Extracted data entries:
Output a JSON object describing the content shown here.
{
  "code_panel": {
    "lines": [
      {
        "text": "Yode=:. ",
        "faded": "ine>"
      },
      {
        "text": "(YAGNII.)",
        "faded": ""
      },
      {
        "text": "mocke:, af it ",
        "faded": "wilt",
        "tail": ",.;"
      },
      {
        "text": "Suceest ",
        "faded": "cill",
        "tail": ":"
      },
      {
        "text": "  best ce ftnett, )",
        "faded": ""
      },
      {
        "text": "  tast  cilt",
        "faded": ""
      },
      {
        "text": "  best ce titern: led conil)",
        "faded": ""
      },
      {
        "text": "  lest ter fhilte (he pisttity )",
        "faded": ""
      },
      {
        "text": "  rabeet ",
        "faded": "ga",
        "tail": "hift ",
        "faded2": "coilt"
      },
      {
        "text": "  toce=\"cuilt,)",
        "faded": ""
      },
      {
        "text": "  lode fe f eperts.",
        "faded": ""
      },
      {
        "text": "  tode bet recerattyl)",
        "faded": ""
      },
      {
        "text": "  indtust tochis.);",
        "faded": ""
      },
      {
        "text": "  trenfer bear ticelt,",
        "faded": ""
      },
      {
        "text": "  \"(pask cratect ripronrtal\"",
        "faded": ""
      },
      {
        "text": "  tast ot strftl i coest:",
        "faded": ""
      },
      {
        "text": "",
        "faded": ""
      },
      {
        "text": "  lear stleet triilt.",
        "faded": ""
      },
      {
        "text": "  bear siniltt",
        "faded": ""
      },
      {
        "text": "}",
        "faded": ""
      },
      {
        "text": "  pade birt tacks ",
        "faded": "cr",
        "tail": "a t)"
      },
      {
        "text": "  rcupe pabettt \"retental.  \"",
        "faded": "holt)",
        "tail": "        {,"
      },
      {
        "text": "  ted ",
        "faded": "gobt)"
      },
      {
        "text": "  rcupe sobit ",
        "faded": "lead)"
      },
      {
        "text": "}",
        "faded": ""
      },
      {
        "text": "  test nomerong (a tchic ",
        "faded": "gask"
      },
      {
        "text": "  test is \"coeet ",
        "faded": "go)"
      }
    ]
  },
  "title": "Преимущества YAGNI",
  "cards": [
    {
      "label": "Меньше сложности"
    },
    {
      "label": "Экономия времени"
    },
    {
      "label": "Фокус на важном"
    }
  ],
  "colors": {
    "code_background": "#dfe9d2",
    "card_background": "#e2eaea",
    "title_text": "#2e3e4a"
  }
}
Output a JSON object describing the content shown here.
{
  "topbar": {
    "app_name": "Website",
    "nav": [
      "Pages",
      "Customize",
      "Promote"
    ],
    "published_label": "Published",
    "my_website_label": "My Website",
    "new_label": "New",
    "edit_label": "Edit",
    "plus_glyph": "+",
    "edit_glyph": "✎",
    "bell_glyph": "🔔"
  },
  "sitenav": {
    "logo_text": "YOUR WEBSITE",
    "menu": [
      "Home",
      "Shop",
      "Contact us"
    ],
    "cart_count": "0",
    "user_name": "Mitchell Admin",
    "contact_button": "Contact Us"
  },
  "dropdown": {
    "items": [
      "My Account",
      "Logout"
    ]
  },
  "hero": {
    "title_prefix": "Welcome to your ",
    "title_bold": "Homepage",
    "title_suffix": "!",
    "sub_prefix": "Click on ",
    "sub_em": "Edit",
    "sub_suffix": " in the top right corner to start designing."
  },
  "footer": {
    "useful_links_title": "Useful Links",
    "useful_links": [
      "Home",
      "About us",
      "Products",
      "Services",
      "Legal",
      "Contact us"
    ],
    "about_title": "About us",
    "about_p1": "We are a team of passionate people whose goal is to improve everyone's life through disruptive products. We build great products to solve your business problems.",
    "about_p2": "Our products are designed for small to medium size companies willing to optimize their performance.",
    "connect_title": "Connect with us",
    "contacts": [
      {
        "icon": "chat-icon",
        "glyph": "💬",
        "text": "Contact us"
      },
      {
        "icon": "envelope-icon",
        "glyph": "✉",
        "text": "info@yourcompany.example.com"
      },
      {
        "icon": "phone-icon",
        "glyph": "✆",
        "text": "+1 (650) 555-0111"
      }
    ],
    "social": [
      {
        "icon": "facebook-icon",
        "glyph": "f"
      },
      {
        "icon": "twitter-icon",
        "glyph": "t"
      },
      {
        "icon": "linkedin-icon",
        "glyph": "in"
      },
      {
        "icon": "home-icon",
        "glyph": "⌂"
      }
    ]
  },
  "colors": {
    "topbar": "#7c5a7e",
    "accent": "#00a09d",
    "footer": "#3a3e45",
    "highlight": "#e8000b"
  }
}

• [The request]
Copy all of the material word for word.

• [Answer for the task]
Output a JSON object describing the content shown here.
{
  "code_panel": {
    "lines": [
      {
        "text": "Yode=:. ",
        "faded": "ine>"
      },
      {
        "text": "(YAGNII.)",
        "faded": ""
      },
      {
        "text": "mocke:, af it ",
        "faded": "wilt",
        "tail": ",.;"
      },
      {
        "text": "Suceest ",
        "faded": "cill",
        "tail": ":"
      },
      {
        "text": "  best ce ftnett, )",
        "faded": ""
      },
      {
        "text": "  tast  cilt",
        "faded": ""
      },
      {
        "text": "  best ce titern: led conil)",
        "faded": ""
      },
      {
        "text": "  lest ter fhilte (he pisttity )",
        "faded": ""
      },
      {
        "text": "  rabeet ",
        "faded": "ga",
        "tail": "hift ",
        "faded2": "coilt"
      },
      {
        "text": "  toce=\"cuilt,)",
        "faded": ""
      },
      {
        "text": "  lode fe f eperts.",
        "faded": ""
      },
      {
        "text": "  tode bet recerattyl)",
        "faded": ""
      },
      {
        "text": "  indtust tochis.);",
        "faded": ""
      },
      {
        "text": "  trenfer bear ticelt,",
        "faded": ""
      },
      {
        "text": "  \"(pask cratect ripronrtal\"",
        "faded": ""
      },
      {
        "text": "  tast ot strftl i coest:",
        "faded": ""
      },
      {
        "text": "",
        "faded": ""
      },
      {
        "text": "  lear stleet triilt.",
        "faded": ""
      },
      {
        "text": "  bear siniltt",
        "faded": ""
      },
      {
        "text": "}",
        "faded": ""
      },
      {
        "text": "  pade birt tacks ",
        "faded": "cr",
        "tail": "a t)"
      },
      {
        "text": "  rcupe pabettt \"retental.  \"",
        "faded": "holt)",
        "tail": "        {,"
      },
      {
        "text": "  ted ",
        "faded": "gobt)"
      },
      {
        "text": "  rcupe sobit ",
        "faded": "lead)"
      },
      {
        "text": "}",
        "faded": ""
      },
      {
        "text": "  test nomerong (a tchic ",
        "faded": "gask"
      },
      {
        "text": "  test is \"coeet ",
        "faded": "go)"
      }
    ]
  },
  "title": "Преимущества YAGNI",
  "cards": [
    {
      "label": "Меньше сложности"
    },
    {
      "label": "Экономия времени"
    },
    {
      "label": "Фокус на важном"
    }
  ],
  "colors": {
    "code_background": "#dfe9d2",
    "card_background": "#e2eaea",
    "title_text": "#2e3e4a"
  }
}
Output a JSON object describing the content shown here.
{
  "topbar": {
    "app_name": "Website",
    "nav": [
      "Pages",
      "Customize",
      "Promote"
    ],
    "published_label": "Published",
    "my_website_label": "My Website",
    "new_label": "New",
    "edit_label": "Edit",
    "plus_glyph": "+",
    "edit_glyph": "✎",
    "bell_glyph": "🔔"
  },
  "sitenav": {
    "logo_text": "YOUR WEBSITE",
    "menu": [
      "Home",
      "Shop",
      "Contact us"
    ],
    "cart_count": "0",
    "user_name": "Mitchell Admin",
    "contact_button": "Contact Us"
  },
  "dropdown": {
    "items": [
      "My Account",
      "Logout"
    ]
  },
  "hero": {
    "title_prefix": "Welcome to your ",
    "title_bold": "Homepage",
    "title_suffix": "!",
    "sub_prefix": "Click on ",
    "sub_em": "Edit",
    "sub_suffix": " in the top right corner to start designing."
  },
  "footer": {
    "useful_links_title": "Useful Links",
    "useful_links": [
      "Home",
      "About us",
      "Products",
      "Services",
      "Legal",
      "Contact us"
    ],
    "about_title": "About us",
    "about_p1": "We are a team of passionate people whose goal is to improve everyone's life through disruptive products. We build great products to solve your business problems.",
    "about_p2": "Our products are designed for small to medium size companies willing to optimize their performance.",
    "connect_title": "Connect with us",
    "contacts": [
      {
        "icon": "chat-icon",
        "glyph": "💬",
        "text": "Contact us"
      },
      {
        "icon": "envelope-icon",
        "glyph": "✉",
        "text": "info@yourcompany.example.com"
      },
      {
        "icon": "phone-icon",
        "glyph": "✆",
        "text": "+1 (650) 555-0111"
      }
    ],
    "social": [
      {
        "icon": "facebook-icon",
        "glyph": "f"
      },
      {
        "icon": "twitter-icon",
        "glyph": "t"
      },
      {
        "icon": "linkedin-icon",
        "glyph": "in"
      },
      {
        "icon": "home-icon",
        "glyph": "⌂"
      }
    ]
  },
  "colors": {
    "topbar": "#7c5a7e",
    "accent": "#00a09d",
    "footer": "#3a3e45",
    "highlight": "#e8000b"
  }
}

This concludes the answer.